Recorded data
------
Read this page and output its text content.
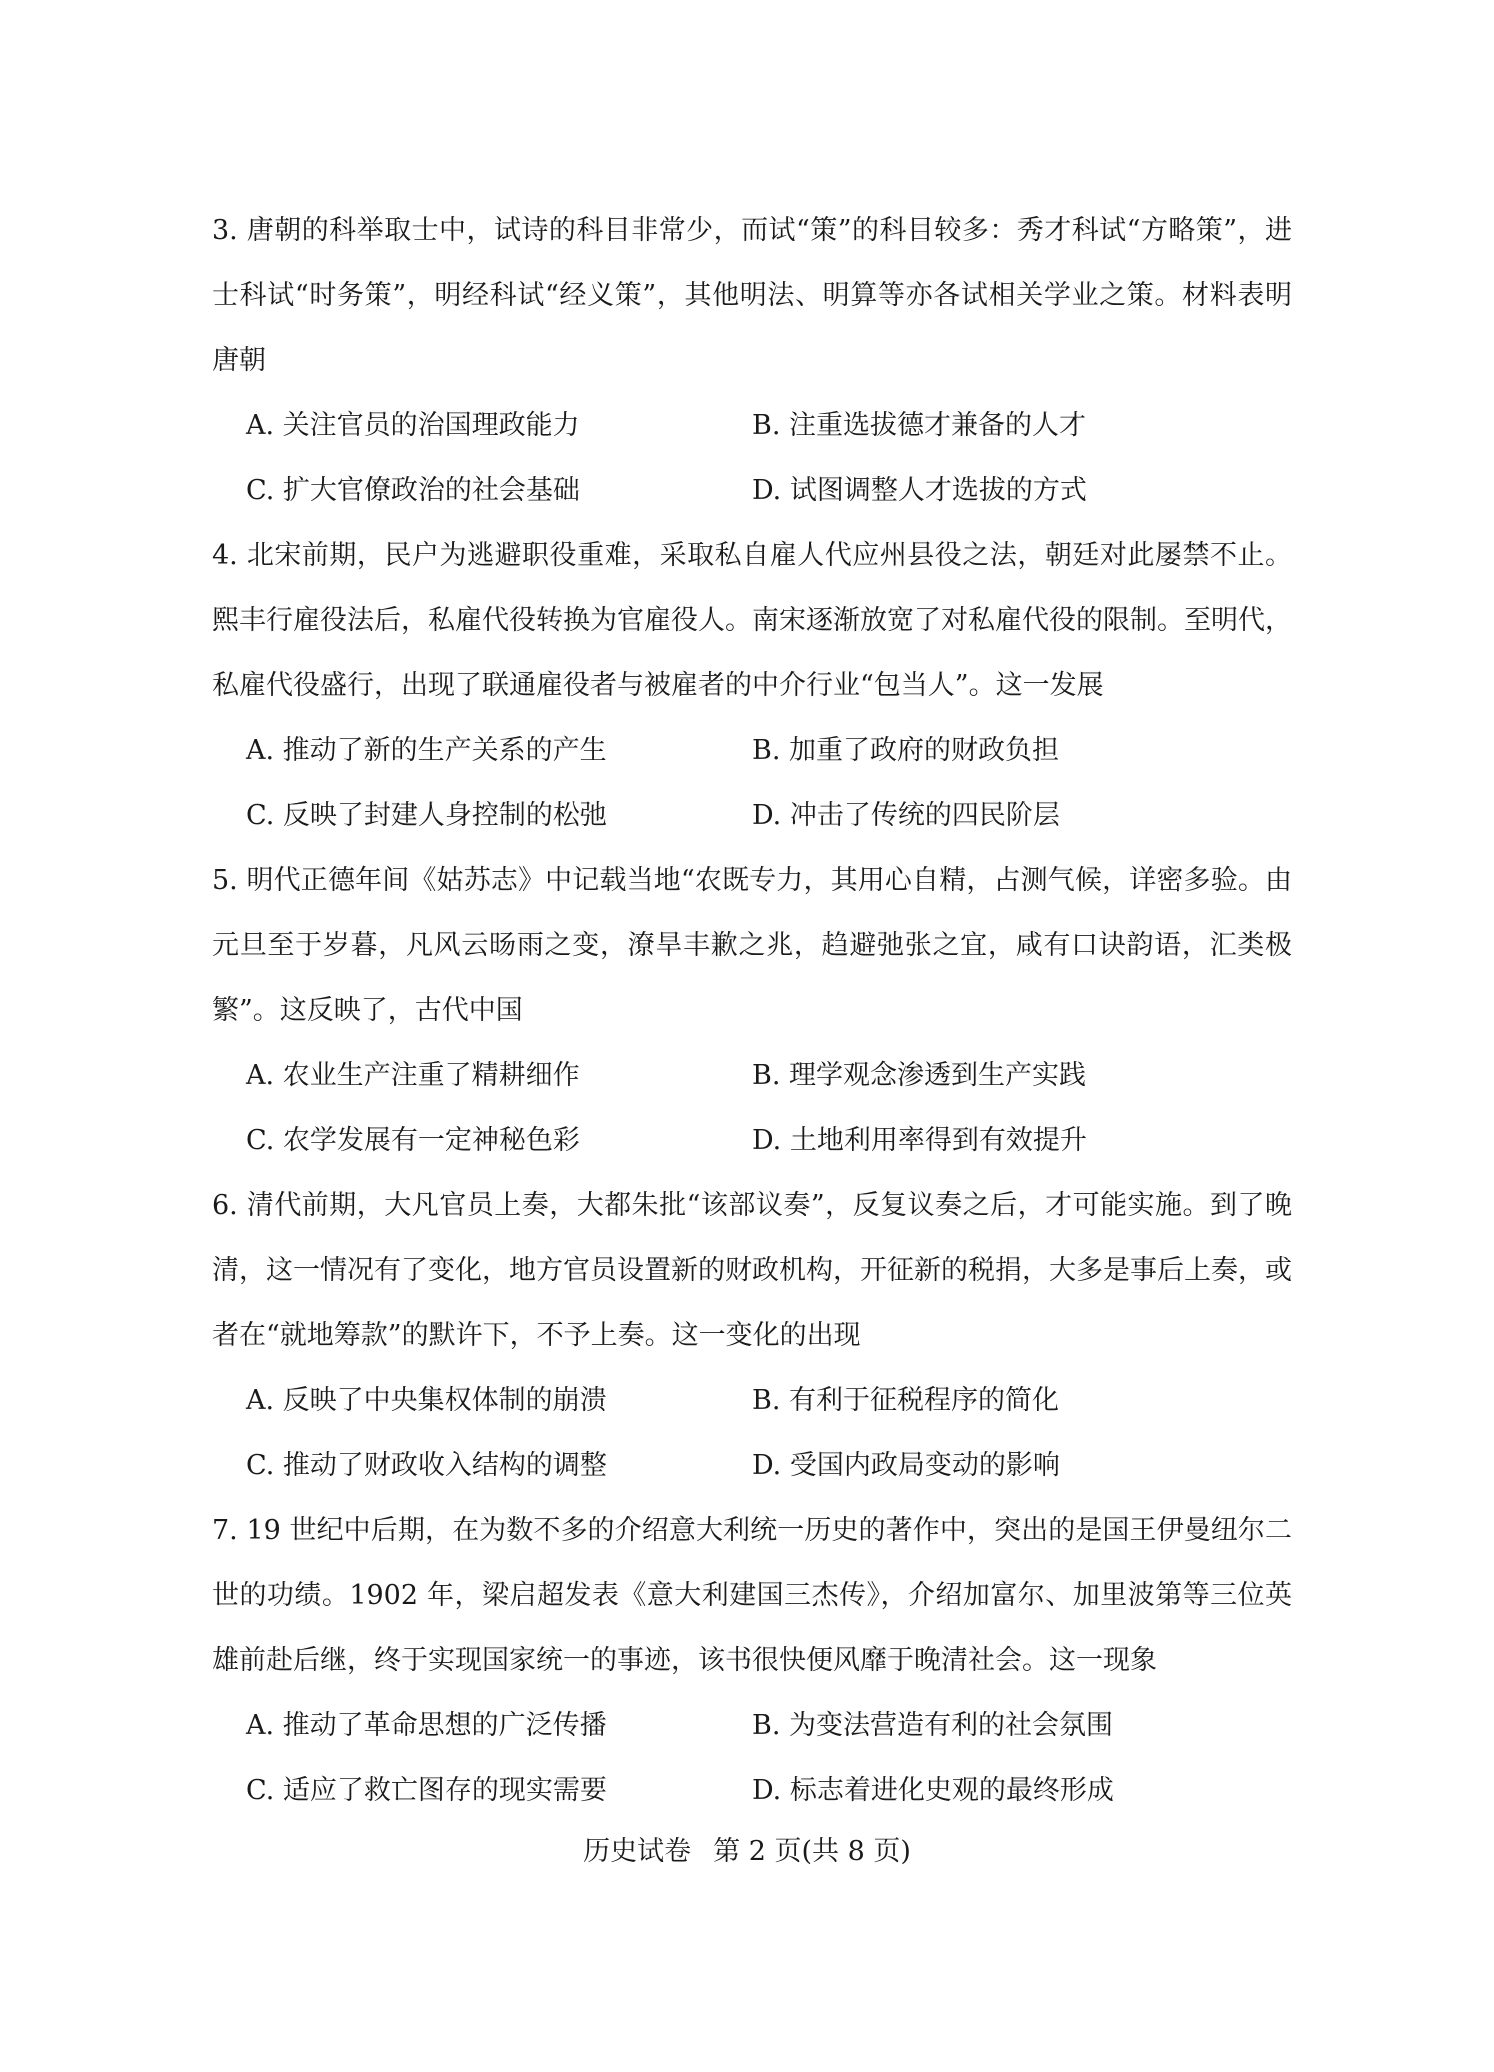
3. 唐朝的科举取士中，试诗的科目非常少，而试“策”的科目较多：秀才科试“方略策”，进士科试“时务策”，明经科试“经义策”，其他明法、明算等亦各试相关学业之策。材料表明唐朝

A. 关注官员的治国理政能力	B. 注重选拔德才兼备的人才
C. 扩大官僚政治的社会基础	D. 试图调整人才选拔的方式

4. 北宋前期，民户为逃避职役重难，采取私自雇人代应州县役之法，朝廷对此屡禁不止。熙丰行雇役法后，私雇代役转换为官雇役人。南宋逐渐放宽了对私雇代役的限制。至明代，私雇代役盛行，出现了联通雇役者与被雇者的中介行业“包当人”。这一发展

A. 推动了新的生产关系的产生	B. 加重了政府的财政负担
C. 反映了封建人身控制的松弛	D. 冲击了传统的四民阶层

5. 明代正德年间《姑苏志》中记载当地“农既专力，其用心自精，占测气候，详密多验。由元旦至于岁暮，凡风云旸雨之变，潦旱丰歉之兆，趋避弛张之宜，咸有口诀韵语，汇类极繁”。这反映了，古代中国

A. 农业生产注重了精耕细作	B. 理学观念渗透到生产实践
C. 农学发展有一定神秘色彩	D. 土地利用率得到有效提升

6. 清代前期，大凡官员上奏，大都朱批“该部议奏”，反复议奏之后，才可能实施。到了晚清，这一情况有了变化，地方官员设置新的财政机构，开征新的税捐，大多是事后上奏，或者在“就地筹款”的默许下，不予上奏。这一变化的出现

A. 反映了中央集权体制的崩溃	B. 有利于征税程序的简化
C. 推动了财政收入结构的调整	D. 受国内政局变动的影响

7. 19 世纪中后期，在为数不多的介绍意大利统一历史的著作中，突出的是国王伊曼纽尔二世的功绩。1902 年，梁启超发表《意大利建国三杰传》，介绍加富尔、加里波第等三位英雄前赴后继，终于实现国家统一的事迹，该书很快便风靡于晚清社会。这一现象

A. 推动了革命思想的广泛传播	B. 为变法营造有利的社会氛围
C. 适应了救亡图存的现实需要	D. 标志着进化史观的最终形成
历史试卷 第 2 页(共 8 页)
------
• Given instruction: Transcribe all of the material exactly, leaving out whatever pictures it contains.

• Response to this exercise:
Read this page and output its text content.
3. 唐朝的科举取士中，试诗的科目非常少，而试“策”的科目较多：秀才科试“方略策”，进士科试“时务策”，明经科试“经义策”，其他明法、明算等亦各试相关学业之策。材料表明唐朝

A. 关注官员的治国理政能力	B. 注重选拔德才兼备的人才
C. 扩大官僚政治的社会基础	D. 试图调整人才选拔的方式

4. 北宋前期，民户为逃避职役重难，采取私自雇人代应州县役之法，朝廷对此屡禁不止。熙丰行雇役法后，私雇代役转换为官雇役人。南宋逐渐放宽了对私雇代役的限制。至明代，私雇代役盛行，出现了联通雇役者与被雇者的中介行业“包当人”。这一发展

A. 推动了新的生产关系的产生	B. 加重了政府的财政负担
C. 反映了封建人身控制的松弛	D. 冲击了传统的四民阶层

5. 明代正德年间《姑苏志》中记载当地“农既专力，其用心自精，占测气候，详密多验。由元旦至于岁暮，凡风云旸雨之变，潦旱丰歉之兆，趋避弛张之宜，咸有口诀韵语，汇类极繁”。这反映了，古代中国

A. 农业生产注重了精耕细作	B. 理学观念渗透到生产实践
C. 农学发展有一定神秘色彩	D. 土地利用率得到有效提升

6. 清代前期，大凡官员上奏，大都朱批“该部议奏”，反复议奏之后，才可能实施。到了晚清，这一情况有了变化，地方官员设置新的财政机构，开征新的税捐，大多是事后上奏，或者在“就地筹款”的默许下，不予上奏。这一变化的出现

A. 反映了中央集权体制的崩溃	B. 有利于征税程序的简化
C. 推动了财政收入结构的调整	D. 受国内政局变动的影响

7. 19 世纪中后期，在为数不多的介绍意大利统一历史的著作中，突出的是国王伊曼纽尔二世的功绩。1902 年，梁启超发表《意大利建国三杰传》，介绍加富尔、加里波第等三位英雄前赴后继，终于实现国家统一的事迹，该书很快便风靡于晚清社会。这一现象

A. 推动了革命思想的广泛传播	B. 为变法营造有利的社会氛围
C. 适应了救亡图存的现实需要	D. 标志着进化史观的最终形成
历史试卷 第 2 页(共 8 页)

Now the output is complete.